Please pull out every line that includes the string "carbonate".

* * * * * * *

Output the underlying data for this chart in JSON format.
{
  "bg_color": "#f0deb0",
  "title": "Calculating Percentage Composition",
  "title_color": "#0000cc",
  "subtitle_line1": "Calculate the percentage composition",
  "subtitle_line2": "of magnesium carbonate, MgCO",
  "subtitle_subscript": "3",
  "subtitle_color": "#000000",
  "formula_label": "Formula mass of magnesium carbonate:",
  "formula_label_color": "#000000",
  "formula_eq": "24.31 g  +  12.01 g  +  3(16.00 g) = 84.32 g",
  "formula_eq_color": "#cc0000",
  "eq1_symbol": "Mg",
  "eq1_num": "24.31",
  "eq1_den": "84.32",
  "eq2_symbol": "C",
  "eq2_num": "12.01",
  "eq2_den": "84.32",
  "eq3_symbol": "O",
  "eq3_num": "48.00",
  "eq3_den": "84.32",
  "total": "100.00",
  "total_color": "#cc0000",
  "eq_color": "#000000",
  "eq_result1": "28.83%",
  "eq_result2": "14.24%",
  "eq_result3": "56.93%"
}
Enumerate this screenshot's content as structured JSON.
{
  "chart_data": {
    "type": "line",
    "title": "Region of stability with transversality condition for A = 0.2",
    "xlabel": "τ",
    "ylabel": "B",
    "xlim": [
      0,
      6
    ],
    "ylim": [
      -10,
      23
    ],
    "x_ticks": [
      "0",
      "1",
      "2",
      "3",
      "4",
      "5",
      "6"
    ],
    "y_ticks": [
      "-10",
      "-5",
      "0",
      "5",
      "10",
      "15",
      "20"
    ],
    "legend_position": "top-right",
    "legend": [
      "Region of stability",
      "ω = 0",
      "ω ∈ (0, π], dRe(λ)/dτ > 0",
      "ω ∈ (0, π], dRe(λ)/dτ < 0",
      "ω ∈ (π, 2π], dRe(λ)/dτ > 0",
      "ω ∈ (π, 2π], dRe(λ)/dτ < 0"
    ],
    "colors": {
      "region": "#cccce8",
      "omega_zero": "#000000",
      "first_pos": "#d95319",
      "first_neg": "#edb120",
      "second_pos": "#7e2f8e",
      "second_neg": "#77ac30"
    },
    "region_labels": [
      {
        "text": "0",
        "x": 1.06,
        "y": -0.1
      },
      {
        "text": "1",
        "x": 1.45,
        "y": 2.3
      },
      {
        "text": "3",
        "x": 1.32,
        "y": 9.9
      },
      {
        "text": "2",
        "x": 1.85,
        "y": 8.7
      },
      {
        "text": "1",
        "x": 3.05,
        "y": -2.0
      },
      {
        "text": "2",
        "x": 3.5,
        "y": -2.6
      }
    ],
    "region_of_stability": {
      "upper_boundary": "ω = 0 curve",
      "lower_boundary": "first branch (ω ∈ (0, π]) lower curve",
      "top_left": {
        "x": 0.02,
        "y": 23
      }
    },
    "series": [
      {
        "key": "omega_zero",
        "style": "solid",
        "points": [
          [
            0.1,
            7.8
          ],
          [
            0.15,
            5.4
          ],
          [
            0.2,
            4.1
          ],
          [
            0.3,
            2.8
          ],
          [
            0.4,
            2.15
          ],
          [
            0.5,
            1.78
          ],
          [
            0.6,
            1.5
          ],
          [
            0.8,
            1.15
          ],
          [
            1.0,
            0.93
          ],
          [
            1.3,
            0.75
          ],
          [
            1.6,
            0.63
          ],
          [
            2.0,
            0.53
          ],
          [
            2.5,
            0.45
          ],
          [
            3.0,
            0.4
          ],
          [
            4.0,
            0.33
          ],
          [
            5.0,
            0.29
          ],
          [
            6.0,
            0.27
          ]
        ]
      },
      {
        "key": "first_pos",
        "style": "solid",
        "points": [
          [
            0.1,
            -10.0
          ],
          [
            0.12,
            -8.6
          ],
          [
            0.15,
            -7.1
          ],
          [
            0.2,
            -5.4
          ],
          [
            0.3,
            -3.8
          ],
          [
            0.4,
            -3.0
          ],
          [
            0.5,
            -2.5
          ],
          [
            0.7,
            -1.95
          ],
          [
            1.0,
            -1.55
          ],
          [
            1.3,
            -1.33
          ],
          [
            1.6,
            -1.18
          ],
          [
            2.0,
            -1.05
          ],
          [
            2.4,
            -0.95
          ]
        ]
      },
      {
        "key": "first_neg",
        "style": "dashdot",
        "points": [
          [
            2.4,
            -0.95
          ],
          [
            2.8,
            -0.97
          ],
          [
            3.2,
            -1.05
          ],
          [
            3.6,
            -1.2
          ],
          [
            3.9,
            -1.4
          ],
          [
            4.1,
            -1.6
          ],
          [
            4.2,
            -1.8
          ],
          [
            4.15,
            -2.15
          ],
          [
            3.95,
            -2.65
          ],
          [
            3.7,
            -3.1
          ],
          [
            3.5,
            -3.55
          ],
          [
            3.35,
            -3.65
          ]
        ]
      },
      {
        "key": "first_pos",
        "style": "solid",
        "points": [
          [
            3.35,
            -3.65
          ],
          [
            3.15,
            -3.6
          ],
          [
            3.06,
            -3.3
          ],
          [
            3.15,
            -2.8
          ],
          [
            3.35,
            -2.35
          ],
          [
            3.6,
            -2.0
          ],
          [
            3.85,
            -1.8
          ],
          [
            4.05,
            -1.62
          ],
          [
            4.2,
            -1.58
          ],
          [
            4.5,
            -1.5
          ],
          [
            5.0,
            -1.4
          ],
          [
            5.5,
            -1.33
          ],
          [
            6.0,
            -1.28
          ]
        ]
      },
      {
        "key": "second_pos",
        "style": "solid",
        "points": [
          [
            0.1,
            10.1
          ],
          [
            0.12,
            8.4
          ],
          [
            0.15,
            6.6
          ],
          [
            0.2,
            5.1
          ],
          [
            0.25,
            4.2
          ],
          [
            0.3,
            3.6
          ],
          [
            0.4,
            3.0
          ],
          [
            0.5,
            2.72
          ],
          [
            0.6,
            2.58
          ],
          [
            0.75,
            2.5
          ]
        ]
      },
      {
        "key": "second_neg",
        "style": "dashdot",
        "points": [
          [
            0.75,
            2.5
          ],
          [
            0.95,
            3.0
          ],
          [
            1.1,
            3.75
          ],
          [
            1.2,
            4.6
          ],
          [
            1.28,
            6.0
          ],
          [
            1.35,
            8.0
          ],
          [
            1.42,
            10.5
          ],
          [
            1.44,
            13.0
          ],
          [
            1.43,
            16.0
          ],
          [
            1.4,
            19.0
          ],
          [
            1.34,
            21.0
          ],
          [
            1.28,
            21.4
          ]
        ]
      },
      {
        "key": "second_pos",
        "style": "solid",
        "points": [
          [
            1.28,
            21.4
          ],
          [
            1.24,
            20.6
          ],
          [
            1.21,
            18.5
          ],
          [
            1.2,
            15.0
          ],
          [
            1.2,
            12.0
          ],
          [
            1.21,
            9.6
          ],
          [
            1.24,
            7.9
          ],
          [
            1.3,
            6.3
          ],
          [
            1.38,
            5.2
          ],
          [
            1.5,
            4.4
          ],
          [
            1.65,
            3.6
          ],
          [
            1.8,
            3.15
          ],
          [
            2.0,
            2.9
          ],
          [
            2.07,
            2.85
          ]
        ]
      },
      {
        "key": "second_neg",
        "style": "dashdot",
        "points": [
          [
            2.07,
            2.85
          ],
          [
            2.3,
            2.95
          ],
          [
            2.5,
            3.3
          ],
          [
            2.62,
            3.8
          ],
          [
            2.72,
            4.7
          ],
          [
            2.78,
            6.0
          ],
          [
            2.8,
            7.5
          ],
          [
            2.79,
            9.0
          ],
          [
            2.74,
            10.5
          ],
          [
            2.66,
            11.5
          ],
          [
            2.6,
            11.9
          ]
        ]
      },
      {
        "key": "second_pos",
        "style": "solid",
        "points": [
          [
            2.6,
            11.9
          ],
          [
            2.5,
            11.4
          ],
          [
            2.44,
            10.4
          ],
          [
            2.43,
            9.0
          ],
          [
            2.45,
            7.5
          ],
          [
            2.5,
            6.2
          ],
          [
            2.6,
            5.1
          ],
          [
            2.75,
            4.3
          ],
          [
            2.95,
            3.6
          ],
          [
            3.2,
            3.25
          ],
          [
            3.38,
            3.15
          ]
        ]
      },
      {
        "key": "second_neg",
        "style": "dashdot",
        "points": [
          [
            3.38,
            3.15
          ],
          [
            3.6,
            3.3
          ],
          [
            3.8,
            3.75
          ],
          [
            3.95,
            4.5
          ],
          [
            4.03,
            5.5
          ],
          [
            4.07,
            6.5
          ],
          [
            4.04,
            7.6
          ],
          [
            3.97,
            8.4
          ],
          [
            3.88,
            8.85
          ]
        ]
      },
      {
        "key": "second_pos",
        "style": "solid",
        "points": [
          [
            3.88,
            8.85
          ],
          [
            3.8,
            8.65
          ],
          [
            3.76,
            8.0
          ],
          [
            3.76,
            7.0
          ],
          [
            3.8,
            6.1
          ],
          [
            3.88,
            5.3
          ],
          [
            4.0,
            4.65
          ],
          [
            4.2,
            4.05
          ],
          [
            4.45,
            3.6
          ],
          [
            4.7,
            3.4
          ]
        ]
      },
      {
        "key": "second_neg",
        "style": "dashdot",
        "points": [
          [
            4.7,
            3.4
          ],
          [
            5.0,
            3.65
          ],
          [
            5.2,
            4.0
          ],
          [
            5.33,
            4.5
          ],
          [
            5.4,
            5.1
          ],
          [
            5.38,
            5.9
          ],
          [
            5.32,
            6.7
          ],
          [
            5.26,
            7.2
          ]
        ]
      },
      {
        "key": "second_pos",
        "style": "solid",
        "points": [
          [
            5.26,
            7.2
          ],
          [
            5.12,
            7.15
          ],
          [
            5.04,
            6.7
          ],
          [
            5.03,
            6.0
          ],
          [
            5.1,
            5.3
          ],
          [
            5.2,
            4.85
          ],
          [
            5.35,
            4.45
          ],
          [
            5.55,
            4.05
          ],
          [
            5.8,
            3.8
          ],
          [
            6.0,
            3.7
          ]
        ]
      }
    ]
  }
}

* * * * * * *

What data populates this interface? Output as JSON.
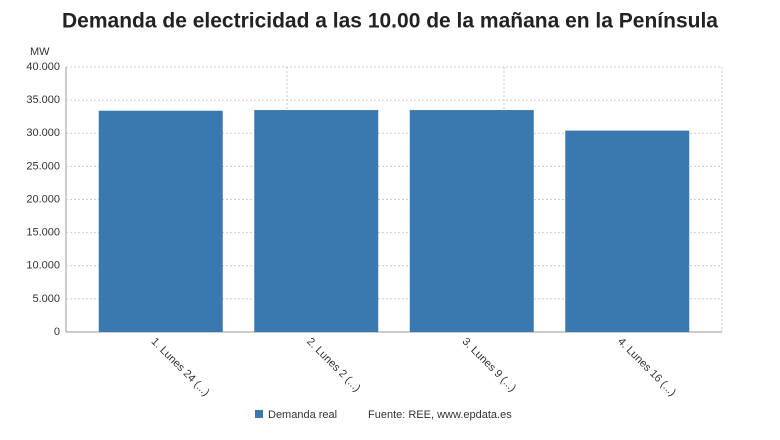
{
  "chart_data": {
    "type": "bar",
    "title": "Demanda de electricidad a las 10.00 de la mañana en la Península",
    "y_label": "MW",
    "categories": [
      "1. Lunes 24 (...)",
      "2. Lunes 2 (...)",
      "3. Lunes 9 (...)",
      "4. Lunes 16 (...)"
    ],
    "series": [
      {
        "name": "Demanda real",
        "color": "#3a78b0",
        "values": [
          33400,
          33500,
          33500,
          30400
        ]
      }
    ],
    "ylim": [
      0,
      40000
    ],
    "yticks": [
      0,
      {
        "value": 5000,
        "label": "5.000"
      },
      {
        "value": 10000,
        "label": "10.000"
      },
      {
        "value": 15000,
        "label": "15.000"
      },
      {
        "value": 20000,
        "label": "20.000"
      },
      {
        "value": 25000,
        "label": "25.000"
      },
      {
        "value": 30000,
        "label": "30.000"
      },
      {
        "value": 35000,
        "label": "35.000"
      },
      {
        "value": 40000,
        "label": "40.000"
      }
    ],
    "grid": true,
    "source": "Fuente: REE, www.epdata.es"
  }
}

* * * * * * *

▶ ANSWER TO THE PROBLEM:
  "subtitle_line2": "of magnesium carbonate, MgCO",
  "formula_label": "Formula mass of magnesium carbonate:",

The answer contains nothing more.